**Aim**. Pull each line holding "JSON" out of the entries below.

━━ Supplied entries ━━

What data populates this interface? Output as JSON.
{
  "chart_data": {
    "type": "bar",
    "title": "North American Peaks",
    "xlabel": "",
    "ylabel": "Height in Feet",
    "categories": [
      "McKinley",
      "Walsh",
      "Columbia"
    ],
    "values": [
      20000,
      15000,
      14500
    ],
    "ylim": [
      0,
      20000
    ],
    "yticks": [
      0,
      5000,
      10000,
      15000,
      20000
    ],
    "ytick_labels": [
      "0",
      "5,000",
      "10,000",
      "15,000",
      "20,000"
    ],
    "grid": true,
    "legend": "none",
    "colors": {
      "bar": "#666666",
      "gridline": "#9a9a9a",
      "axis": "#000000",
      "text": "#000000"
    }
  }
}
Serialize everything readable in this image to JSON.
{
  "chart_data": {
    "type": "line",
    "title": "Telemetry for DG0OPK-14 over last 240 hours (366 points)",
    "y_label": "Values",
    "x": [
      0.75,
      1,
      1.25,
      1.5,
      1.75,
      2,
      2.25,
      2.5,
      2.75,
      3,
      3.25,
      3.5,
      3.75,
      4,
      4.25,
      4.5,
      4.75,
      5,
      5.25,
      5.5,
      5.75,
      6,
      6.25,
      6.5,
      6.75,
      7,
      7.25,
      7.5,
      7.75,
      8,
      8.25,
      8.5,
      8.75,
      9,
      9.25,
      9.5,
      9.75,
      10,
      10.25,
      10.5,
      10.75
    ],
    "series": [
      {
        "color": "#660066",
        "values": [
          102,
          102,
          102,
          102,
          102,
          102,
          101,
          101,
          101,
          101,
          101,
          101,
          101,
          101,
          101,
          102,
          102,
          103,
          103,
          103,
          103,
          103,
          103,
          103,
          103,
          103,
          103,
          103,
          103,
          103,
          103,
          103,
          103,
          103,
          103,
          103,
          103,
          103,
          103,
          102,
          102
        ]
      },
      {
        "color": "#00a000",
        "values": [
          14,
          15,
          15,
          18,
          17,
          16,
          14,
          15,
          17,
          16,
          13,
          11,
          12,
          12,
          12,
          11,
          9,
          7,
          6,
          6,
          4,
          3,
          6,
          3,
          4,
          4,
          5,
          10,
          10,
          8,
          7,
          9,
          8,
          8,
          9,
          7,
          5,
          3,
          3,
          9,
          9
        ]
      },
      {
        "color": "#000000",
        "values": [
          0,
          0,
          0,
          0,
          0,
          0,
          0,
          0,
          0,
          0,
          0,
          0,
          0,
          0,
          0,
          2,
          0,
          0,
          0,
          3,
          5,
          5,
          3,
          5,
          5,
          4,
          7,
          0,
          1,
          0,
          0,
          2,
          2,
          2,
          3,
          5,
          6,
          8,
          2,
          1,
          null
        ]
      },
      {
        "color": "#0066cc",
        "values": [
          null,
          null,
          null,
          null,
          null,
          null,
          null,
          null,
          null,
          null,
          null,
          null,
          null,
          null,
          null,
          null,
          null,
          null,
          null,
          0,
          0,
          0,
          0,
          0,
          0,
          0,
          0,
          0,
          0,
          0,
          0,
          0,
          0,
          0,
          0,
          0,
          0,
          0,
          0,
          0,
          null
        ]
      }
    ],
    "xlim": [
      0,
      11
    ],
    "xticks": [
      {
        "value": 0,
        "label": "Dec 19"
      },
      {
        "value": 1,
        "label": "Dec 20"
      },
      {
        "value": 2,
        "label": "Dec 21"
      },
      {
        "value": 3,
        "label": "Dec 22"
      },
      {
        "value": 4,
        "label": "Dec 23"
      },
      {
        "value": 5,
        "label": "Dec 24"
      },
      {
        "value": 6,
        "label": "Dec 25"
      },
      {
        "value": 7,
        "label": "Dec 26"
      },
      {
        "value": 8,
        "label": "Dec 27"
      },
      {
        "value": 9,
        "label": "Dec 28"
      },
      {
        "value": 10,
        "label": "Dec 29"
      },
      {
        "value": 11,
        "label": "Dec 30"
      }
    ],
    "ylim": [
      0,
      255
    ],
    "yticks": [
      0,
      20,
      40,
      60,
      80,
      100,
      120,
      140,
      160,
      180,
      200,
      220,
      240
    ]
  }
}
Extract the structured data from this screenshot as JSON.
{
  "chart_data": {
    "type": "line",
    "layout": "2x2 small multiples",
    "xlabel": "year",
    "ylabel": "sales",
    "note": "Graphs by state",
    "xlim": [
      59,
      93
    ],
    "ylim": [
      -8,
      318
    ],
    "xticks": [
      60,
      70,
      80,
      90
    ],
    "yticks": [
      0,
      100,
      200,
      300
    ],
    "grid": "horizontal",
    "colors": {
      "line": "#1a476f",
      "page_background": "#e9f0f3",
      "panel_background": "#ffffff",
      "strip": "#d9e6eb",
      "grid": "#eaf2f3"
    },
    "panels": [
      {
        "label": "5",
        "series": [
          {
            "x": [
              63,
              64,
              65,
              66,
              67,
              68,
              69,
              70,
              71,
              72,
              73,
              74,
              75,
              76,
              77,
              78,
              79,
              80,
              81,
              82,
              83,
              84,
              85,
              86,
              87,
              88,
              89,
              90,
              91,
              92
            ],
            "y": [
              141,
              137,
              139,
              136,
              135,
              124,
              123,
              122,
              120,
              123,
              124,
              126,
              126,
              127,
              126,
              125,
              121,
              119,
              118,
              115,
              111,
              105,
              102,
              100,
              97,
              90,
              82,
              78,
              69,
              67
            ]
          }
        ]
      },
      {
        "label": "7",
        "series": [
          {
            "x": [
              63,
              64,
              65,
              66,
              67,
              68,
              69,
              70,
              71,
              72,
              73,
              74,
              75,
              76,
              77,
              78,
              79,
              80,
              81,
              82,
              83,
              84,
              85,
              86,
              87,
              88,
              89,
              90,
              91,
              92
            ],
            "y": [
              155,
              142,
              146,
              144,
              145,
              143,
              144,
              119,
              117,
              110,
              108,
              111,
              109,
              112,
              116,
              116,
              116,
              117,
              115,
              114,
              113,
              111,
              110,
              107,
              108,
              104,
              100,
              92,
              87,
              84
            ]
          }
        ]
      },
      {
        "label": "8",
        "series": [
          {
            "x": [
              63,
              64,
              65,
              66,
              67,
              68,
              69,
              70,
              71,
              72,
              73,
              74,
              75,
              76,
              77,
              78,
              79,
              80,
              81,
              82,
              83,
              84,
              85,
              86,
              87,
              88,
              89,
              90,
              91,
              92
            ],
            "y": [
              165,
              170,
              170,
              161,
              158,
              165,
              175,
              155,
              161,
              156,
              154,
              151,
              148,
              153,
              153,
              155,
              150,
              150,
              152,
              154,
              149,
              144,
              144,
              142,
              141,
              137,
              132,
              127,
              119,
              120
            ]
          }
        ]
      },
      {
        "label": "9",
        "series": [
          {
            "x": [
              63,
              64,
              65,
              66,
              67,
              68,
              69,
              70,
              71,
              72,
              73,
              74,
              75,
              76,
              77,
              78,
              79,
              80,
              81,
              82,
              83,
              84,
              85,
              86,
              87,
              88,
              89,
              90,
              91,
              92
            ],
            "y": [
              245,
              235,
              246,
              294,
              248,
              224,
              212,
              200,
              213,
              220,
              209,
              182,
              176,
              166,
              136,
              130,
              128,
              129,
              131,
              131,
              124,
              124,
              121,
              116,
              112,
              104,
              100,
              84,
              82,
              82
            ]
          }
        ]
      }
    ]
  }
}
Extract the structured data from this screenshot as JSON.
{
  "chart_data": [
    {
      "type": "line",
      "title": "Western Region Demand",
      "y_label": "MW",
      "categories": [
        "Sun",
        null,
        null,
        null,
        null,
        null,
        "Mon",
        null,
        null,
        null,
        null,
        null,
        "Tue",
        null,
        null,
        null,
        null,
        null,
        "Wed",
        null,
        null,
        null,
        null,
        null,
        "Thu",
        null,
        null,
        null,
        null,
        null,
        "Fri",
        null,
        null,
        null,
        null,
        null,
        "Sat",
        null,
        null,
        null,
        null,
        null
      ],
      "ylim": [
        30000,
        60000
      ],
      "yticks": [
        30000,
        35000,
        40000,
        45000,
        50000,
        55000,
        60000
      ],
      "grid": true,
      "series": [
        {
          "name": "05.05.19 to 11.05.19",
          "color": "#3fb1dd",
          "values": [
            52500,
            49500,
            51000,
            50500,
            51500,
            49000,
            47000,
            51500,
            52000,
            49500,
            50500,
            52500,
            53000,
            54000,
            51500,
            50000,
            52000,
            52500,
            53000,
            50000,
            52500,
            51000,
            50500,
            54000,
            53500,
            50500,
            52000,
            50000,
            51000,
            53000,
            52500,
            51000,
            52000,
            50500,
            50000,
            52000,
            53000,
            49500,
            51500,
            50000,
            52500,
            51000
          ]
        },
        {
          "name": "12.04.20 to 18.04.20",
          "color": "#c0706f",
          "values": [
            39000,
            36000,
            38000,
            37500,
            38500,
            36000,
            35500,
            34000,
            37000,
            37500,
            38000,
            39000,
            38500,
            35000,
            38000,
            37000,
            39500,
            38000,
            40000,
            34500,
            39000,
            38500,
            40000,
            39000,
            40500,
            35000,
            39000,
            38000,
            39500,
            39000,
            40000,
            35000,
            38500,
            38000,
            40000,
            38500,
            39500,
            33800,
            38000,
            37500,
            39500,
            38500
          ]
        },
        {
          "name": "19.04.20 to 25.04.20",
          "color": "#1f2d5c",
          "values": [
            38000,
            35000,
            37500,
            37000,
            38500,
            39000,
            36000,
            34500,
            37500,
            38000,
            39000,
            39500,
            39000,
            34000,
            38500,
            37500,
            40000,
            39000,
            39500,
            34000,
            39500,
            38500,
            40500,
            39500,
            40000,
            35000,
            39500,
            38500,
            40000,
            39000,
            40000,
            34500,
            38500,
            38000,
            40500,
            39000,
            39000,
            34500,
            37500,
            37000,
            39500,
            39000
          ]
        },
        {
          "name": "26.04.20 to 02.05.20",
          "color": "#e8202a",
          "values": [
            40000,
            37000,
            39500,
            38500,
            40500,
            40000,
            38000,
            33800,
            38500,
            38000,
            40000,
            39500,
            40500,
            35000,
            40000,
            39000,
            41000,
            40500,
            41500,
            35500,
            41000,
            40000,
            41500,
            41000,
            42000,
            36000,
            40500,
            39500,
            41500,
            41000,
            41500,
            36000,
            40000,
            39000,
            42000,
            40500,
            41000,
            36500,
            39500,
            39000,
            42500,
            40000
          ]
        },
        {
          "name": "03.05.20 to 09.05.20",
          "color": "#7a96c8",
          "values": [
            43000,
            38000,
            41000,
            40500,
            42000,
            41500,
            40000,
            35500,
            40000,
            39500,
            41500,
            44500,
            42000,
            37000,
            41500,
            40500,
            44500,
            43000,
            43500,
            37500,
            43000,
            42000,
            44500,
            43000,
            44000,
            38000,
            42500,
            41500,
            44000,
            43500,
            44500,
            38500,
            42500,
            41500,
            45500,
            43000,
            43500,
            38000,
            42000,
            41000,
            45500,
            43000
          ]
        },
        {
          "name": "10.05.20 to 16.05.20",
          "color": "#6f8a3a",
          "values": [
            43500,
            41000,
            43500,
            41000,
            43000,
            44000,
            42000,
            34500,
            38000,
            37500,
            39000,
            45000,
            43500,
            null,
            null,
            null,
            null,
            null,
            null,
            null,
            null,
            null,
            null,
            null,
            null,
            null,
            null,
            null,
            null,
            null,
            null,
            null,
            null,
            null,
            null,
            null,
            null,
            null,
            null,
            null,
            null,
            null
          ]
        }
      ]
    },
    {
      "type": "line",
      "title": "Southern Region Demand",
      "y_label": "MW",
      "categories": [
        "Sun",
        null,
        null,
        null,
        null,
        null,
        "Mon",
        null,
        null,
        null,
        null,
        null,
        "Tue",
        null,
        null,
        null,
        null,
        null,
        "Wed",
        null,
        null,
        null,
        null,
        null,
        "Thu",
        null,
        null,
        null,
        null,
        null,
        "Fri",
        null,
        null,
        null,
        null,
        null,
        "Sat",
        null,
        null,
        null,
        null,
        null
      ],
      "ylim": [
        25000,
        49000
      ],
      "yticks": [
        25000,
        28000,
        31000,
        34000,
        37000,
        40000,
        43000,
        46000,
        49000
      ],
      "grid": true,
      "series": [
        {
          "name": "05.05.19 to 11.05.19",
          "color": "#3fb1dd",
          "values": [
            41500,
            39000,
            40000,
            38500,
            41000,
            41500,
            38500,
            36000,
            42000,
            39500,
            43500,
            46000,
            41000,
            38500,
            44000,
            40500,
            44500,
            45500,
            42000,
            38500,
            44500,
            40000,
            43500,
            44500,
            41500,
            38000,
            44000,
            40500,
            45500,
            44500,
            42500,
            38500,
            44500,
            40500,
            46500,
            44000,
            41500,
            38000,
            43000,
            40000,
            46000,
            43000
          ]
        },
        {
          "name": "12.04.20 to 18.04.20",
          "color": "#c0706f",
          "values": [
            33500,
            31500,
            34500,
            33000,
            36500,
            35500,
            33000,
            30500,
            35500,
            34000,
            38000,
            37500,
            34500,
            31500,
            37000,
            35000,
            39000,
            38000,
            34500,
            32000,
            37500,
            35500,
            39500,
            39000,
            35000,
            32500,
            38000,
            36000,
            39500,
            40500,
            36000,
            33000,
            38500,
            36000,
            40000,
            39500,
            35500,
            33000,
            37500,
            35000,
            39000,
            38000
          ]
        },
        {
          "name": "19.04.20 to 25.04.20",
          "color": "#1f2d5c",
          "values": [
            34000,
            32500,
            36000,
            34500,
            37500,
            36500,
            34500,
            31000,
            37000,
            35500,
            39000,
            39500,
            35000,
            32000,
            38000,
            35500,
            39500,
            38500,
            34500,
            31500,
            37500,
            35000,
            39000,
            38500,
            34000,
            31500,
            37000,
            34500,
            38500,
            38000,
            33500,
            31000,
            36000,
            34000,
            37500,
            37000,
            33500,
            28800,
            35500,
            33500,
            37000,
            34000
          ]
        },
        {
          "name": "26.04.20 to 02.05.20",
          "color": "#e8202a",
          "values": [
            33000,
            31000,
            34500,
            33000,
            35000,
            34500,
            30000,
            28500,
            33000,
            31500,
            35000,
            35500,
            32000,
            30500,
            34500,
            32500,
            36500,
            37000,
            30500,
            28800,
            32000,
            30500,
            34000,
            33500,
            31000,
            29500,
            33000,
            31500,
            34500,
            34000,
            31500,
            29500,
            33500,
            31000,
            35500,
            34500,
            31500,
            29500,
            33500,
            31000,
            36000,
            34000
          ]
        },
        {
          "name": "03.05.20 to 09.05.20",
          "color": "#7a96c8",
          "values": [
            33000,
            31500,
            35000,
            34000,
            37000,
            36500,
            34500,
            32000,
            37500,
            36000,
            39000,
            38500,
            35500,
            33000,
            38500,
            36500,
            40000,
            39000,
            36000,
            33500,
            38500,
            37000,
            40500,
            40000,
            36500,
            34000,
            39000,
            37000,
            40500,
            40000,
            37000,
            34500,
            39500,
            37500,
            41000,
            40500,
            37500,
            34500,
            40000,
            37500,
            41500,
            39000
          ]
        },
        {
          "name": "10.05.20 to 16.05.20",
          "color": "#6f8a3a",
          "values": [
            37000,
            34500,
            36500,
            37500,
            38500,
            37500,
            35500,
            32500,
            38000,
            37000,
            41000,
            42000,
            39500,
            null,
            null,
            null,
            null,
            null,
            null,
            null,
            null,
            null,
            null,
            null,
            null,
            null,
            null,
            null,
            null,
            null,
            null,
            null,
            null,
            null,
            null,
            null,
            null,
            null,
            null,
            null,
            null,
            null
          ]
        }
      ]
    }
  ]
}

━━━

**Task result**.
What data populates this interface? Output as JSON.
Serialize everything readable in this image to JSON.
Extract the structured data from this screenshot as JSON.
Extract the structured data from this screenshot as JSON.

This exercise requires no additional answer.